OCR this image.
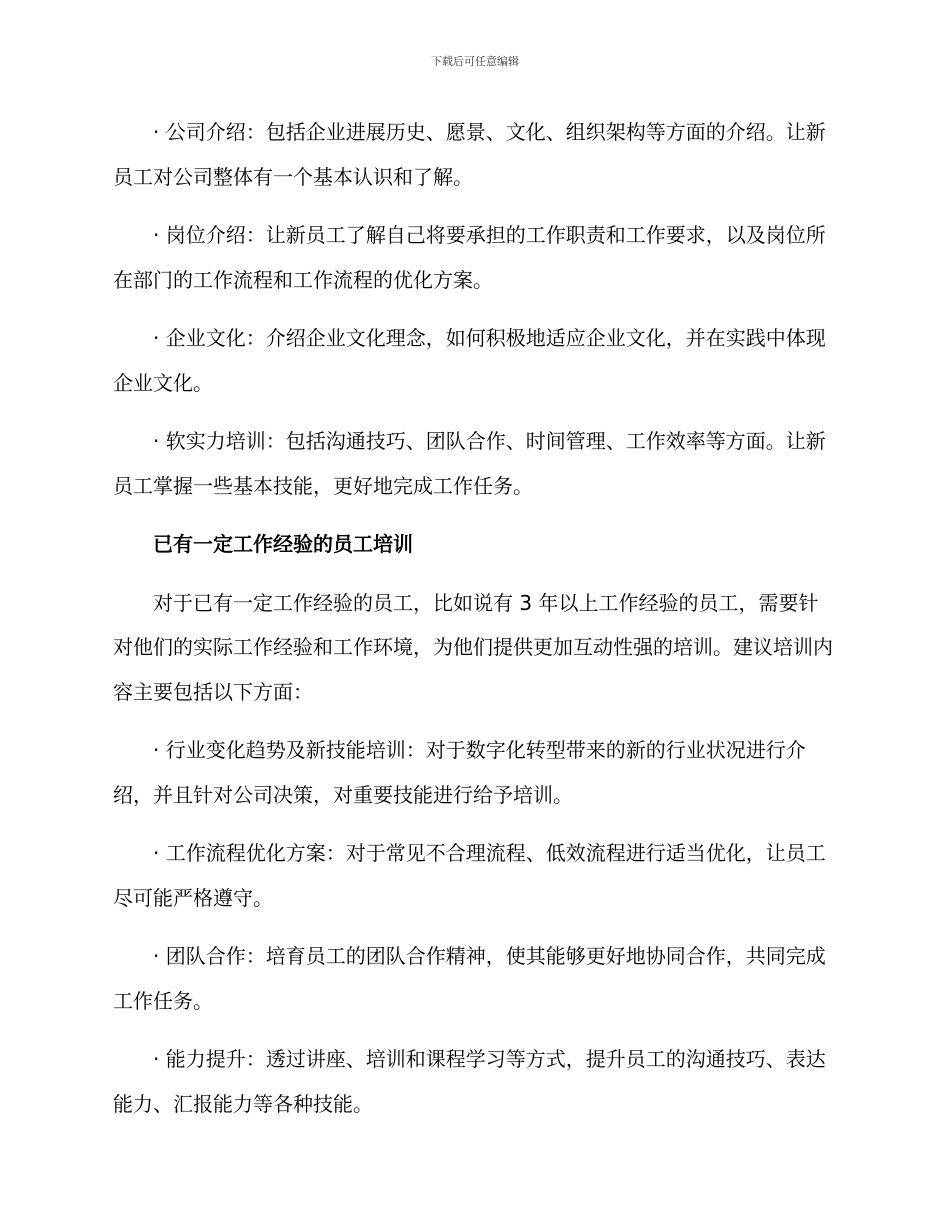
下载后可任意编辑

· 公司介绍：包括企业进展历史、愿景、文化、组织架构等方面的介绍。让新员工对公司整体有一个基本认识和了解。

· 岗位介绍：让新员工了解自己将要承担的工作职责和工作要求，以及岗位所在部门的工作流程和工作流程的优化方案。

· 企业文化：介绍企业文化理念，如何积极地适应企业文化，并在实践中体现企业文化。

· 软实力培训：包括沟通技巧、团队合作、时间管理、工作效率等方面。让新员工掌握一些基本技能，更好地完成工作任务。

已有一定工作经验的员工培训

对于已有一定工作经验的员工，比如说有 3 年以上工作经验的员工，需要针对他们的实际工作经验和工作环境，为他们提供更加互动性强的培训。建议培训内容主要包括以下方面：

· 行业变化趋势及新技能培训：对于数字化转型带来的新的行业状况进行介绍，并且针对公司决策，对重要技能进行给予培训。

· 工作流程优化方案：对于常见不合理流程、低效流程进行适当优化，让员工尽可能严格遵守。

· 团队合作：培育员工的团队合作精神，使其能够更好地协同合作，共同完成工作任务。

· 能力提升：透过讲座、培训和课程学习等方式，提升员工的沟通技巧、表达能力、汇报能力等各种技能。
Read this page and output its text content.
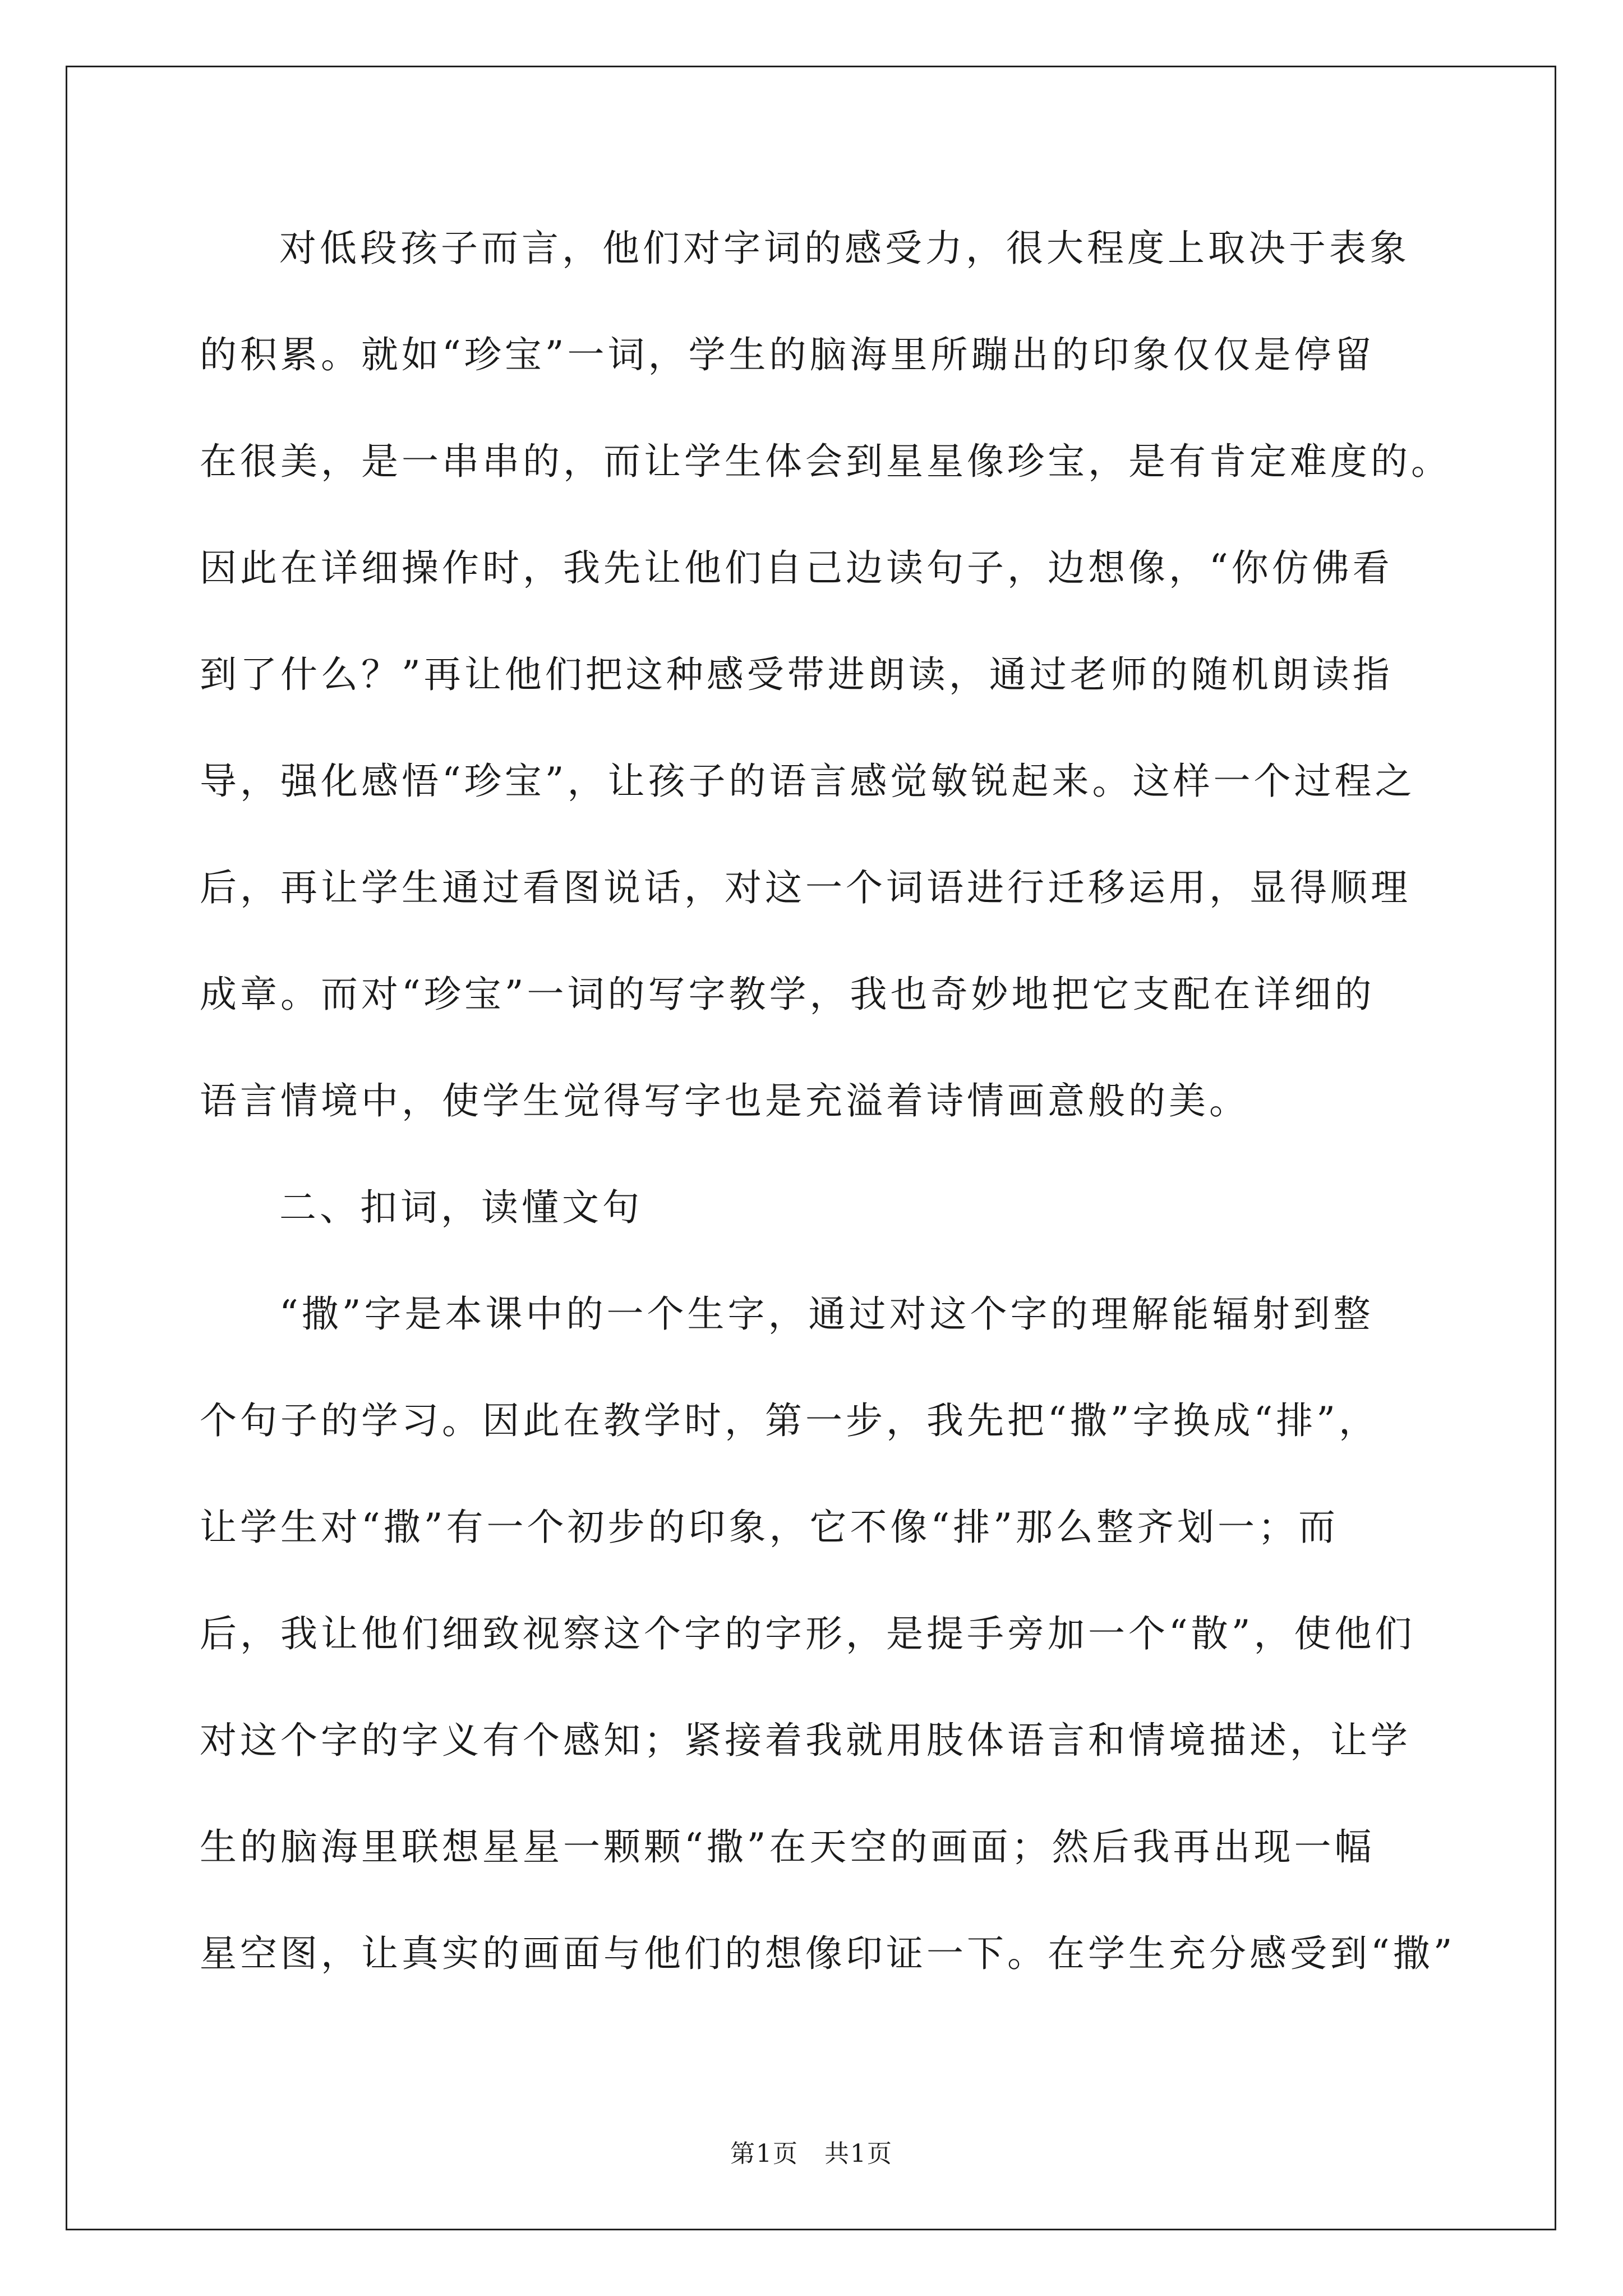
对低段孩子而言，他们对字词的感受力，很大程度上取决于表象
的积累。就如“珍宝”一词，学生的脑海里所蹦出的印象仅仅是停留
在很美，是一串串的，而让学生体会到星星像珍宝，是有肯定难度的。
因此在详细操作时，我先让他们自己边读句子，边想像，“你仿佛看
到了什么？”再让他们把这种感受带进朗读，通过老师的随机朗读指
导，强化感悟“珍宝”，让孩子的语言感觉敏锐起来。这样一个过程之
后，再让学生通过看图说话，对这一个词语进行迁移运用，显得顺理
成章。而对“珍宝”一词的写字教学，我也奇妙地把它支配在详细的
语言情境中，使学生觉得写字也是充溢着诗情画意般的美。
二、扣词，读懂文句
“撒”字是本课中的一个生字，通过对这个字的理解能辐射到整
个句子的学习。因此在教学时，第一步，我先把“撒”字换成“排”，
让学生对“撒”有一个初步的印象，它不像“排”那么整齐划一；而
后，我让他们细致视察这个字的字形，是提手旁加一个“散”，使他们
对这个字的字义有个感知；紧接着我就用肢体语言和情境描述，让学
生的脑海里联想星星一颗颗“撒”在天空的画面；然后我再出现一幅
星空图，让真实的画面与他们的想像印证一下。在学生充分感受到“撒”
第1页　共1页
+ + + + + + +
Copy each line of the entries that includes the word "团队合作".

· 软实力培训：包括沟通技巧、团队合作、时间管理、工作效率等方面。让新员工掌握一些基本技能，更好地完成工作任务。
· 团队合作：培育员工的团队合作精神，使其能够更好地协同合作，共同完成工作任务。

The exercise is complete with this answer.